Restate each entry word for word, leaving nothing out.
+-------+
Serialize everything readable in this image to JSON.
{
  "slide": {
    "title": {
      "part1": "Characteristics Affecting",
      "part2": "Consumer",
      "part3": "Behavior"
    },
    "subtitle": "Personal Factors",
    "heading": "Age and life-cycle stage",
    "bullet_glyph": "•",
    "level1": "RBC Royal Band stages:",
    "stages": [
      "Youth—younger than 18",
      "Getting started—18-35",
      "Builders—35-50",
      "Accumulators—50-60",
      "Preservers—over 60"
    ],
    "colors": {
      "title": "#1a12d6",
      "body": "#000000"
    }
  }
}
+-------+
● **Expected answer**
Serialize everything readable in this image to JSON.
{
  "slide": {
    "title": {
      "part1": "Characteristics Affecting",
      "part2": "Consumer",
      "part3": "Behavior"
    },
    "subtitle": "Personal Factors",
    "heading": "Age and life-cycle stage",
    "bullet_glyph": "•",
    "level1": "RBC Royal Band stages:",
    "stages": [
      "Youth—younger than 18",
      "Getting started—18-35",
      "Builders—35-50",
      "Accumulators—50-60",
      "Preservers—over 60"
    ],
    "colors": {
      "title": "#1a12d6",
      "body": "#000000"
    }
  }
}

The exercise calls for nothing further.